— START DATA —
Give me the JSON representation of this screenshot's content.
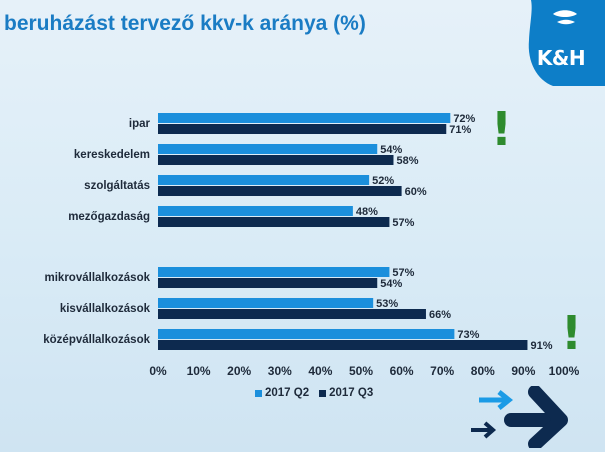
{
  "title": "beruházást tervező kkv-k aránya (%)",
  "logo": {
    "text": "K&H",
    "color": "#0d7ec8"
  },
  "colors": {
    "q2": "#1b8fdc",
    "q3": "#0d2a4f",
    "exclamation": "#2e8b2e"
  },
  "chart_data": {
    "type": "bar",
    "orientation": "horizontal",
    "title": "beruházást tervező kkv-k aránya (%)",
    "categories": [
      "ipar",
      "kereskedelem",
      "szolgáltatás",
      "mezőgazdaság",
      "mikrovállalkozások",
      "kisvállalkozások",
      "középvállalkozások"
    ],
    "group_gap_after": 3,
    "series": [
      {
        "name": "2017 Q2",
        "values": [
          72,
          54,
          52,
          48,
          57,
          53,
          73
        ],
        "labels": [
          "72%",
          "54%",
          "52%",
          "48%",
          "57%",
          "53%",
          "73%"
        ]
      },
      {
        "name": "2017 Q3",
        "values": [
          71,
          58,
          60,
          57,
          54,
          66,
          91
        ],
        "labels": [
          "71%",
          "58%",
          "60%",
          "57%",
          "54%",
          "66%",
          "91%"
        ]
      }
    ],
    "xlim": [
      0,
      100
    ],
    "xticks": [
      "0%",
      "10%",
      "20%",
      "30%",
      "40%",
      "50%",
      "60%",
      "70%",
      "80%",
      "90%",
      "100%"
    ],
    "legend": "bottom",
    "grid": false,
    "annotations": [
      {
        "text": "!",
        "category": "ipar"
      },
      {
        "text": "!",
        "category": "középvállalkozások"
      }
    ]
  }
}
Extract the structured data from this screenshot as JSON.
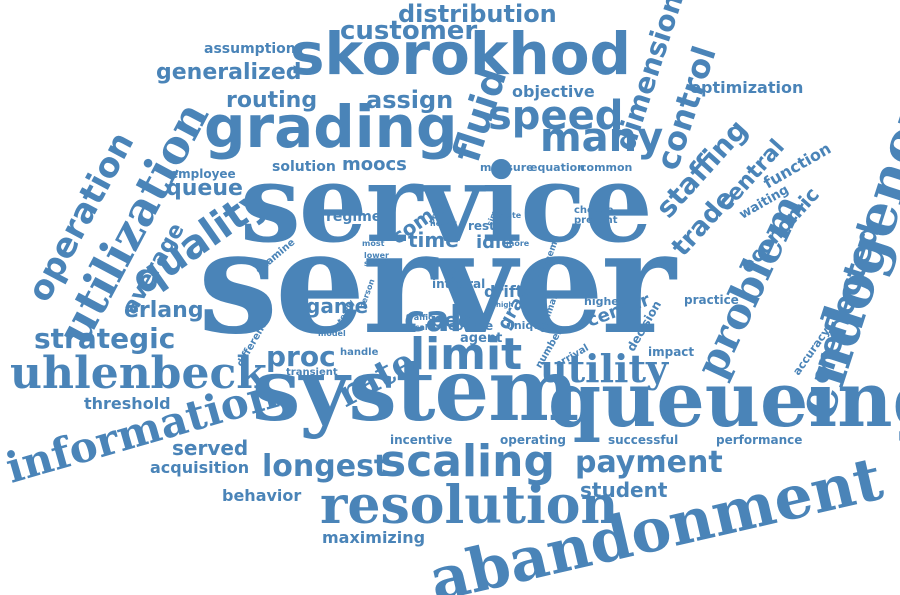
{
  "word_cloud": {
    "color": "#4a84b8",
    "words": {
      "server": "server",
      "service": "service",
      "system": "system",
      "queueing": "queueing",
      "abandonment": "abandonment",
      "skorokhod": "skorokhod",
      "grading": "grading",
      "endogenous": "endogenous",
      "resolution": "resolution",
      "scaling": "scaling",
      "information": "information",
      "uhlenbeck": "uhlenbeck",
      "utilization": "utilization",
      "limit": "limit",
      "problem": "problem",
      "utility": "utility",
      "quality": "quality",
      "speed": "speed",
      "many": "many",
      "fluid": "fluid",
      "control": "control",
      "dimension": "dimension",
      "operation": "operation",
      "longest": "longest",
      "payment": "payment",
      "rate": "rate",
      "call": "call",
      "proc": "proc",
      "reflected": "reflected",
      "customer": "customer",
      "distribution": "distribution",
      "assign": "assign",
      "routing": "routing",
      "generalized": "generalized",
      "assumption": "assumption",
      "staffing": "staffing",
      "trade": "trade",
      "central": "central",
      "economic": "economic",
      "function": "function",
      "waiting": "waiting",
      "optimization": "optimization",
      "objective": "objective",
      "strategic": "strategic",
      "erlang": "erlang",
      "average": "average",
      "queue": "queue",
      "employee": "employee",
      "solution": "solution",
      "moocs": "moocs",
      "measure": "measure",
      "equation": "equation",
      "common": "common",
      "regime": "regime",
      "come": "come",
      "time": "time",
      "idle": "idle",
      "result": "result",
      "game": "game",
      "peer": "peer",
      "agent": "agent",
      "course": "course",
      "integral": "integral",
      "drift": "drift",
      "grader": "grader",
      "center": "center",
      "decision": "decision",
      "higher": "higher",
      "practice": "practice",
      "impact": "impact",
      "accuracy": "accuracy",
      "threshold": "threshold",
      "served": "served",
      "acquisition": "acquisition",
      "behavior": "behavior",
      "maximizing": "maximizing",
      "student": "student",
      "incentive": "incentive",
      "operating": "operating",
      "successful": "successful",
      "performance": "performance",
      "transient": "transient",
      "handle": "handle",
      "different": "different",
      "examine": "examine",
      "choose": "choose",
      "present": "present",
      "policy": "policy",
      "heavy": "heavy",
      "simple": "simple",
      "state": "state",
      "more": "more",
      "scheme": "scheme",
      "unique": "unique",
      "optimal": "optimal",
      "number": "number",
      "arrival": "arrival",
      "person": "person",
      "steady": "steady",
      "traffic": "traffic",
      "scale": "scale",
      "model": "model",
      "lower": "lower",
      "solve": "solve",
      "most": "most",
      "allo": "allo",
      "high": "high"
    }
  }
}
— END DATA —
REQUEST:
From the entries above, copy every line containing the word "title".

ANSWER FOR THE TASK:
  "title": "beruházást tervező kkv-k aránya (%)",
    "title": "beruházást tervező kkv-k aránya (%)",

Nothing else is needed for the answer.